--- begin Listing ---
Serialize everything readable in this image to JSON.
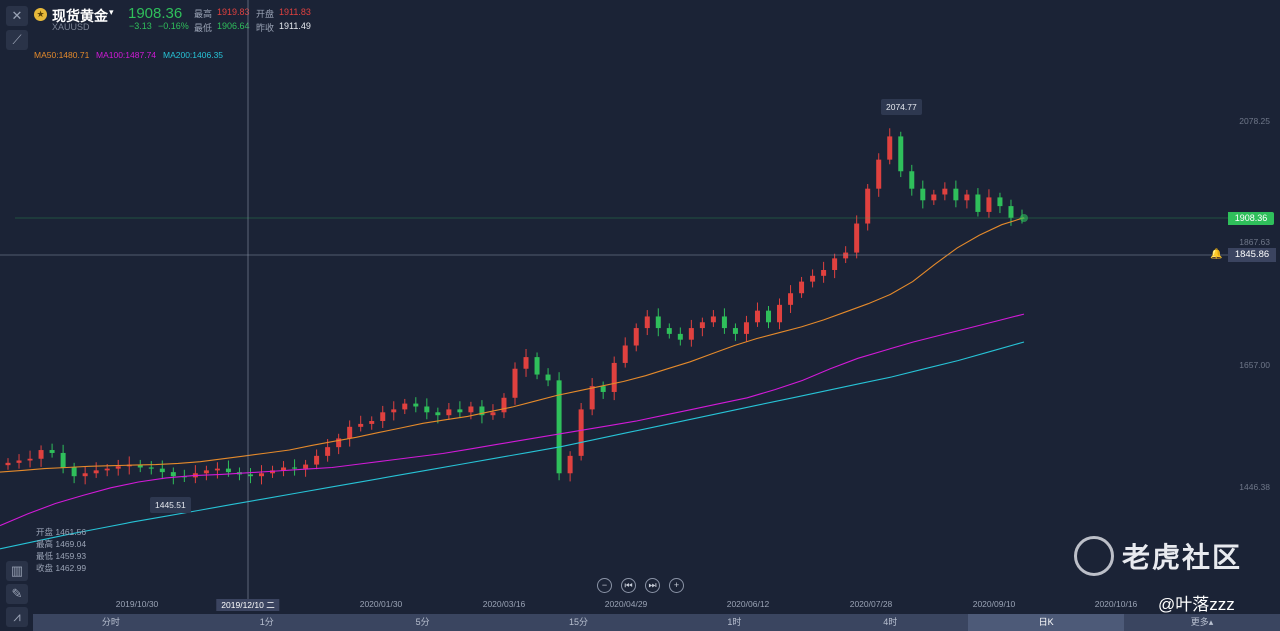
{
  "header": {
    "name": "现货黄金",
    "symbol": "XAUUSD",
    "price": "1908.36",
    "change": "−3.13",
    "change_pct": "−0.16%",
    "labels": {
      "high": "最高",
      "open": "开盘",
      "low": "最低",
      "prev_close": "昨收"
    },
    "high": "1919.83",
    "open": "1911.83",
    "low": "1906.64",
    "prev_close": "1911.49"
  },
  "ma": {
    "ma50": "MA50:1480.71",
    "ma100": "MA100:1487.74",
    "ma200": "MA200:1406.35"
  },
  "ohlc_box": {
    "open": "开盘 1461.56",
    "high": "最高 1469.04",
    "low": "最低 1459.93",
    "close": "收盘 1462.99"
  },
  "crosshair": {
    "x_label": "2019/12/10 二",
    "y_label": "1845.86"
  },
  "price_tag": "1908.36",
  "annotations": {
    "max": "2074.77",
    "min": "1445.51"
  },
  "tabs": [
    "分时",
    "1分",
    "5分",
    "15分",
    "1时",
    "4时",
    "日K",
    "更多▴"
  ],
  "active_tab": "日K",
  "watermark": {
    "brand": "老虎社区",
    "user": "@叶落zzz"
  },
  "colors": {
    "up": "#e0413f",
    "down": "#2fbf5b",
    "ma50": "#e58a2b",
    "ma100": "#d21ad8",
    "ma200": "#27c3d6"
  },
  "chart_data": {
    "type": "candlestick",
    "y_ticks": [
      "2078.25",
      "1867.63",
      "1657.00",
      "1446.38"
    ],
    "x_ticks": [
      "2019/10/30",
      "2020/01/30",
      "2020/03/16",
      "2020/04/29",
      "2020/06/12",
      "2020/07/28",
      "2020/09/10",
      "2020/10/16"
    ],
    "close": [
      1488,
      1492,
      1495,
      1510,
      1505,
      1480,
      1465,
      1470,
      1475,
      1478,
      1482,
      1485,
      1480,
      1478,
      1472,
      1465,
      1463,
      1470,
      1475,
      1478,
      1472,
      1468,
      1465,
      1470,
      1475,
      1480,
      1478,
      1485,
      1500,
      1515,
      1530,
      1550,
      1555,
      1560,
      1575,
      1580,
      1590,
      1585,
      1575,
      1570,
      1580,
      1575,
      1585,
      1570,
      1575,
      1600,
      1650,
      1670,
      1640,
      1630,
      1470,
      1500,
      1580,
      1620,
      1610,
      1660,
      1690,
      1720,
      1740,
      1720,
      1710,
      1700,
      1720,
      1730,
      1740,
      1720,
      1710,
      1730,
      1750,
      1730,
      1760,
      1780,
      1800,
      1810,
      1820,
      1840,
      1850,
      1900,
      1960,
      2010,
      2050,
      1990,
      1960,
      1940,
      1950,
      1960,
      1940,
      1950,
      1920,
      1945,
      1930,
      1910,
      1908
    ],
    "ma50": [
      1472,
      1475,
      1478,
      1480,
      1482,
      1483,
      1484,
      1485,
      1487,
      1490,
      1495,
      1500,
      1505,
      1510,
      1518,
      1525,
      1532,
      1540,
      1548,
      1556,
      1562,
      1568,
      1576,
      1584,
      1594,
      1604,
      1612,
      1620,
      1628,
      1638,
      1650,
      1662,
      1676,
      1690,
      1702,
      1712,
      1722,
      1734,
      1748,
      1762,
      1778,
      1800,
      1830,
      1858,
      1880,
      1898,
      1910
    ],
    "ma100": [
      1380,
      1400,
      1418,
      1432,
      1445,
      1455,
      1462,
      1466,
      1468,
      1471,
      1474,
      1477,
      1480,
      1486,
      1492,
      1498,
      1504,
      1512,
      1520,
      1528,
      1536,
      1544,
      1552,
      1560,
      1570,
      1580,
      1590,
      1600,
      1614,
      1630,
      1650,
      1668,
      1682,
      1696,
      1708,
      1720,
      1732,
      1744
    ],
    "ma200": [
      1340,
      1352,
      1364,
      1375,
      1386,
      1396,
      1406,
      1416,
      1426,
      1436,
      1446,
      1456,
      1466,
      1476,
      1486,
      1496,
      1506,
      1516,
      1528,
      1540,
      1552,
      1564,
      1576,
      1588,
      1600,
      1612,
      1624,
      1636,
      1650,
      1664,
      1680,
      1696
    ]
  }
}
--- end Listing ---
Task prompt:
Transcribe all the data word for word; the images stay out.

The result:
Serialize everything readable in this image to JSON.
{
  "header": {
    "name": "现货黄金",
    "symbol": "XAUUSD",
    "price": "1908.36",
    "change": "−3.13",
    "change_pct": "−0.16%",
    "labels": {
      "high": "最高",
      "open": "开盘",
      "low": "最低",
      "prev_close": "昨收"
    },
    "high": "1919.83",
    "open": "1911.83",
    "low": "1906.64",
    "prev_close": "1911.49"
  },
  "ma": {
    "ma50": "MA50:1480.71",
    "ma100": "MA100:1487.74",
    "ma200": "MA200:1406.35"
  },
  "ohlc_box": {
    "open": "开盘 1461.56",
    "high": "最高 1469.04",
    "low": "最低 1459.93",
    "close": "收盘 1462.99"
  },
  "crosshair": {
    "x_label": "2019/12/10 二",
    "y_label": "1845.86"
  },
  "price_tag": "1908.36",
  "annotations": {
    "max": "2074.77",
    "min": "1445.51"
  },
  "tabs": [
    "分时",
    "1分",
    "5分",
    "15分",
    "1时",
    "4时",
    "日K",
    "更多▴"
  ],
  "active_tab": "日K",
  "watermark": {
    "brand": "老虎社区",
    "user": "@叶落zzz"
  },
  "colors": {
    "up": "#e0413f",
    "down": "#2fbf5b",
    "ma50": "#e58a2b",
    "ma100": "#d21ad8",
    "ma200": "#27c3d6"
  },
  "chart_data": {
    "type": "candlestick",
    "y_ticks": [
      "2078.25",
      "1867.63",
      "1657.00",
      "1446.38"
    ],
    "x_ticks": [
      "2019/10/30",
      "2020/01/30",
      "2020/03/16",
      "2020/04/29",
      "2020/06/12",
      "2020/07/28",
      "2020/09/10",
      "2020/10/16"
    ],
    "close": [
      1488,
      1492,
      1495,
      1510,
      1505,
      1480,
      1465,
      1470,
      1475,
      1478,
      1482,
      1485,
      1480,
      1478,
      1472,
      1465,
      1463,
      1470,
      1475,
      1478,
      1472,
      1468,
      1465,
      1470,
      1475,
      1480,
      1478,
      1485,
      1500,
      1515,
      1530,
      1550,
      1555,
      1560,
      1575,
      1580,
      1590,
      1585,
      1575,
      1570,
      1580,
      1575,
      1585,
      1570,
      1575,
      1600,
      1650,
      1670,
      1640,
      1630,
      1470,
      1500,
      1580,
      1620,
      1610,
      1660,
      1690,
      1720,
      1740,
      1720,
      1710,
      1700,
      1720,
      1730,
      1740,
      1720,
      1710,
      1730,
      1750,
      1730,
      1760,
      1780,
      1800,
      1810,
      1820,
      1840,
      1850,
      1900,
      1960,
      2010,
      2050,
      1990,
      1960,
      1940,
      1950,
      1960,
      1940,
      1950,
      1920,
      1945,
      1930,
      1910,
      1908
    ],
    "ma50": [
      1472,
      1475,
      1478,
      1480,
      1482,
      1483,
      1484,
      1485,
      1487,
      1490,
      1495,
      1500,
      1505,
      1510,
      1518,
      1525,
      1532,
      1540,
      1548,
      1556,
      1562,
      1568,
      1576,
      1584,
      1594,
      1604,
      1612,
      1620,
      1628,
      1638,
      1650,
      1662,
      1676,
      1690,
      1702,
      1712,
      1722,
      1734,
      1748,
      1762,
      1778,
      1800,
      1830,
      1858,
      1880,
      1898,
      1910
    ],
    "ma100": [
      1380,
      1400,
      1418,
      1432,
      1445,
      1455,
      1462,
      1466,
      1468,
      1471,
      1474,
      1477,
      1480,
      1486,
      1492,
      1498,
      1504,
      1512,
      1520,
      1528,
      1536,
      1544,
      1552,
      1560,
      1570,
      1580,
      1590,
      1600,
      1614,
      1630,
      1650,
      1668,
      1682,
      1696,
      1708,
      1720,
      1732,
      1744
    ],
    "ma200": [
      1340,
      1352,
      1364,
      1375,
      1386,
      1396,
      1406,
      1416,
      1426,
      1436,
      1446,
      1456,
      1466,
      1476,
      1486,
      1496,
      1506,
      1516,
      1528,
      1540,
      1552,
      1564,
      1576,
      1588,
      1600,
      1612,
      1624,
      1636,
      1650,
      1664,
      1680,
      1696
    ]
  }
}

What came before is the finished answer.